-- START OF Task inputs --

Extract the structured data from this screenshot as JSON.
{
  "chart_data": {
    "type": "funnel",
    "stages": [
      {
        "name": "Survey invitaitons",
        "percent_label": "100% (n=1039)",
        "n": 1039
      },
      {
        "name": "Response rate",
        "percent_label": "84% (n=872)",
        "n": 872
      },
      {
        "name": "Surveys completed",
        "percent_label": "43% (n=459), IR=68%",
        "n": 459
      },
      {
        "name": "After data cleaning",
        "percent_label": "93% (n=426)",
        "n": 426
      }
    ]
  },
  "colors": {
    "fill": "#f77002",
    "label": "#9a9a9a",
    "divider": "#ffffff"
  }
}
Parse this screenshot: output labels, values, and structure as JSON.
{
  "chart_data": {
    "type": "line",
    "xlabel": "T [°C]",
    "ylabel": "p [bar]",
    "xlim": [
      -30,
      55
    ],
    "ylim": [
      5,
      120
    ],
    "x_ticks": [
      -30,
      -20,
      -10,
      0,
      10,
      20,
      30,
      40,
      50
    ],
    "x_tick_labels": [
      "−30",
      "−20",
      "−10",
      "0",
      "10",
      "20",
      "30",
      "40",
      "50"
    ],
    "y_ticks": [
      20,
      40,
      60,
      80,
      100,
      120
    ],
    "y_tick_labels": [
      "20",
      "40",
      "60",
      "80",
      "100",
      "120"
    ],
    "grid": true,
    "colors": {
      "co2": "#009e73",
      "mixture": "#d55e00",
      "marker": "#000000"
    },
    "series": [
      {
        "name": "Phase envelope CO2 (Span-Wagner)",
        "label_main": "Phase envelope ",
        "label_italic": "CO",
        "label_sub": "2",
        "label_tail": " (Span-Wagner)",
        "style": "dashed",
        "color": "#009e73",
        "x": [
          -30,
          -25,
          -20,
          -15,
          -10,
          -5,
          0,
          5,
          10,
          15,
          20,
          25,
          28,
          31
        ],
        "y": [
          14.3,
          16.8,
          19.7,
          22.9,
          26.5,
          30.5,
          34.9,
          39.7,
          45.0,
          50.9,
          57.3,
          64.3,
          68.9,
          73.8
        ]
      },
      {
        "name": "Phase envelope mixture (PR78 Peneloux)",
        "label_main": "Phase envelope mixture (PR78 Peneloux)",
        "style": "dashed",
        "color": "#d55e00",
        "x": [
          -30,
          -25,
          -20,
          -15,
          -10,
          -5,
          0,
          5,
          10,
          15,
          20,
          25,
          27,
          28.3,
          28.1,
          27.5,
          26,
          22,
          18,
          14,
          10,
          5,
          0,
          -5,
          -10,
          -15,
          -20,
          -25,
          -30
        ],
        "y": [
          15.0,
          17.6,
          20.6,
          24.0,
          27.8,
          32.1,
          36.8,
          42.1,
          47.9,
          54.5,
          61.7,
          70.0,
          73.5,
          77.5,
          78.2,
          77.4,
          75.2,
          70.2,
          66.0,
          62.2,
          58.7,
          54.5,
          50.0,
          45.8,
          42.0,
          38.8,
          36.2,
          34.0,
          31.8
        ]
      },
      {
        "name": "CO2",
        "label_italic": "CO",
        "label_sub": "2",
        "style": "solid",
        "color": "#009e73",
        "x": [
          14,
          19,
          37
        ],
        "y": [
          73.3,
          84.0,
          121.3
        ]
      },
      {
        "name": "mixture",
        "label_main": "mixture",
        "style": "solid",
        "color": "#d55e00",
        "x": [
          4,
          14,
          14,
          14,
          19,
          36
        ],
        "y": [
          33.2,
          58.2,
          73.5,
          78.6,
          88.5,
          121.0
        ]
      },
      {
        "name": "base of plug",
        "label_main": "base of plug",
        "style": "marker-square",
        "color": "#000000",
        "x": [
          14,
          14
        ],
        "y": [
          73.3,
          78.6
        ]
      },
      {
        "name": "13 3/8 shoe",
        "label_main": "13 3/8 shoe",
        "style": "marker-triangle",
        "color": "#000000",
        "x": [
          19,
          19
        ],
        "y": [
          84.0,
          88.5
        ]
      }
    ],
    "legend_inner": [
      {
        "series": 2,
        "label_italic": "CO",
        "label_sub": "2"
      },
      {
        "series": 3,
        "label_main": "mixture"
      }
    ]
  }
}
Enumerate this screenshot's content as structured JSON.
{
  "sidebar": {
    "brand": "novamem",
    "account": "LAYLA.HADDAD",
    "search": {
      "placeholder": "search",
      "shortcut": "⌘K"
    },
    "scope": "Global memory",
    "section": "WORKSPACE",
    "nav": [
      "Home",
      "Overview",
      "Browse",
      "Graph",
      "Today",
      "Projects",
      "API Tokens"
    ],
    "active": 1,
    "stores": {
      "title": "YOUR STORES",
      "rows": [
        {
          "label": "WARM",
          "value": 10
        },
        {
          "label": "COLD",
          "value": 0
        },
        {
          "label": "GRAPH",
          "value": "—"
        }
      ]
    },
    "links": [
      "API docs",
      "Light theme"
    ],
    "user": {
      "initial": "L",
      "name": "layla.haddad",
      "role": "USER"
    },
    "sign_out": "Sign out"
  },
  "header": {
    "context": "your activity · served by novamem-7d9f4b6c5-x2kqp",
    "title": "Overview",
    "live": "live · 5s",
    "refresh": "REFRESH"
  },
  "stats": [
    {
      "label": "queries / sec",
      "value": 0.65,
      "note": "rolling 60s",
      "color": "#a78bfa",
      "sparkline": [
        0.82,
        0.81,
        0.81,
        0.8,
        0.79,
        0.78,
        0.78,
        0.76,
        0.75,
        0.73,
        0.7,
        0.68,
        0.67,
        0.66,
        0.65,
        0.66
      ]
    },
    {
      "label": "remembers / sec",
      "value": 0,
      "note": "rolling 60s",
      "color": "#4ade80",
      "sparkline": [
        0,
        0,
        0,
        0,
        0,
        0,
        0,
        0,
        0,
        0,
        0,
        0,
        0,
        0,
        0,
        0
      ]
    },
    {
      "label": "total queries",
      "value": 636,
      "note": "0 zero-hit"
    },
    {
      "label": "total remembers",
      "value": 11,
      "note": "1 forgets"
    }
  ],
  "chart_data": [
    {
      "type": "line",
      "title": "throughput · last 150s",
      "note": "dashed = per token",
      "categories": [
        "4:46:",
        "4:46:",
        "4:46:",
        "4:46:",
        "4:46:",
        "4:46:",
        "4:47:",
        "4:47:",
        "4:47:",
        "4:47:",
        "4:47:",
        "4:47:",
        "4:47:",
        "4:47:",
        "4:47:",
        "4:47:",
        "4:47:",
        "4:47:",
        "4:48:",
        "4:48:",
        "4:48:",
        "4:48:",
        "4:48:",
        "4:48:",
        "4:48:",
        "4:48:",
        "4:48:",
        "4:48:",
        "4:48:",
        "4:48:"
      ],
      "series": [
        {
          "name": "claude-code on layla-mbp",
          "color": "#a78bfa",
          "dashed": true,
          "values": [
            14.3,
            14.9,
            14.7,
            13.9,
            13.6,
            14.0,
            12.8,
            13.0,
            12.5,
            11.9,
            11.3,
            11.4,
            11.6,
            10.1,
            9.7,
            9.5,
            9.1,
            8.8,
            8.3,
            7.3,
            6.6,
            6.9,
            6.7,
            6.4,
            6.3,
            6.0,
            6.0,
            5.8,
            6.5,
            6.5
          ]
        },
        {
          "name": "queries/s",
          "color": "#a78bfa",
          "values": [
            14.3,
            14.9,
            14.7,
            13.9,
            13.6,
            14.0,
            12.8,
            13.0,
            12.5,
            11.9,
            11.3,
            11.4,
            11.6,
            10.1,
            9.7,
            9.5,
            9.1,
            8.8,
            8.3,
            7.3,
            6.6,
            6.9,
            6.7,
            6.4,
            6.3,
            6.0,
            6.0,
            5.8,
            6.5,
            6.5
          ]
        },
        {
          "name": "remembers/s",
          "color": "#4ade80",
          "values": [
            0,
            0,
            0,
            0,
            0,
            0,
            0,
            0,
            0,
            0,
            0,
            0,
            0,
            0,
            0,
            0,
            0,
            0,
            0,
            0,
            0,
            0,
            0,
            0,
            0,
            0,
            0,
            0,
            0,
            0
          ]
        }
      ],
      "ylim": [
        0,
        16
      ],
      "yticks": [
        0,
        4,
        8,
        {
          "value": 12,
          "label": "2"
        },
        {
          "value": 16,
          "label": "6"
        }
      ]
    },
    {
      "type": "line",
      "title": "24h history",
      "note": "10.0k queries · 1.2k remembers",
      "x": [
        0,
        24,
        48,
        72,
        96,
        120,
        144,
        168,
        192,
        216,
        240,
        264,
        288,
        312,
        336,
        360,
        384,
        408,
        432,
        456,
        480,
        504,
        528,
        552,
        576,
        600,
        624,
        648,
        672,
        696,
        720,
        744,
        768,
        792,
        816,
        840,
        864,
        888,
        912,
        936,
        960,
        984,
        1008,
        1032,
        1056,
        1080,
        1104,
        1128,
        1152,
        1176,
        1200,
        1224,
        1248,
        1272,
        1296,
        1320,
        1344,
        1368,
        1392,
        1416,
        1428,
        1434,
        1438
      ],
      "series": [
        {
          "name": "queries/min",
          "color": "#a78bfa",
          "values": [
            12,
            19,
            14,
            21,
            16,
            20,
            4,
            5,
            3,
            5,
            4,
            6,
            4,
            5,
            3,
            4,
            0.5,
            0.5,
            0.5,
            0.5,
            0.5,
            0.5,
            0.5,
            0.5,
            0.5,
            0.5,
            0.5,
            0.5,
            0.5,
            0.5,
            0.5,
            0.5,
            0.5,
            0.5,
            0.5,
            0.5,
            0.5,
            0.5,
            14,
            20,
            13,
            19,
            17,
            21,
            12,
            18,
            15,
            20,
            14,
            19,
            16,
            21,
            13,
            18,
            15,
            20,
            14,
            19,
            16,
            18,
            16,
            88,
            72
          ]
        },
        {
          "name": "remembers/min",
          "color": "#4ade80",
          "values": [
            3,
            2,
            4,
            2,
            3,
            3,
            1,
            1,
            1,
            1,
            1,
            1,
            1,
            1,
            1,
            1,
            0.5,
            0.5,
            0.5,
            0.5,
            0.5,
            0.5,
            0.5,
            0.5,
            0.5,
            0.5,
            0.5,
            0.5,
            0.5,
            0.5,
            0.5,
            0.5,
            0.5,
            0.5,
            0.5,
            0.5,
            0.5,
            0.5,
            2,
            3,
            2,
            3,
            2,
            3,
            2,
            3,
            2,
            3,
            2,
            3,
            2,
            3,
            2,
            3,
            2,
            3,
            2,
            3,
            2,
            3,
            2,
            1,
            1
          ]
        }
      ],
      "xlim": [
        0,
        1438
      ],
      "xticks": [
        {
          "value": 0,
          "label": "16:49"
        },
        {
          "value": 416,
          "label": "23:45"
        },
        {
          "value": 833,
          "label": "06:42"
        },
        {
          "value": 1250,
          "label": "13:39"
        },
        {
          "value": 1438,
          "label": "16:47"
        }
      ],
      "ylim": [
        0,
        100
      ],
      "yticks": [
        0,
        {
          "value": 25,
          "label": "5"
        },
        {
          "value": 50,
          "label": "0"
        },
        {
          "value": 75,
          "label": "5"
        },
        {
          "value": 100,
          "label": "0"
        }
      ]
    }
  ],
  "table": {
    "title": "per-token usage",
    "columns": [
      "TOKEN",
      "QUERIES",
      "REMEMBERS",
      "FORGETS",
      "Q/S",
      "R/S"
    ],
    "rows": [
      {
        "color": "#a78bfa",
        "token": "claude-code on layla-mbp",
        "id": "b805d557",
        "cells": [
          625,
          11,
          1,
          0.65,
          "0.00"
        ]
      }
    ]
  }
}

-- END OF Task inputs --

## [Given request]
Pick out lines containing the word "structured", each one as written.

## [Exercise result]
Extract the structured data from this screenshot as JSON.
Enumerate this screenshot's content as structured JSON.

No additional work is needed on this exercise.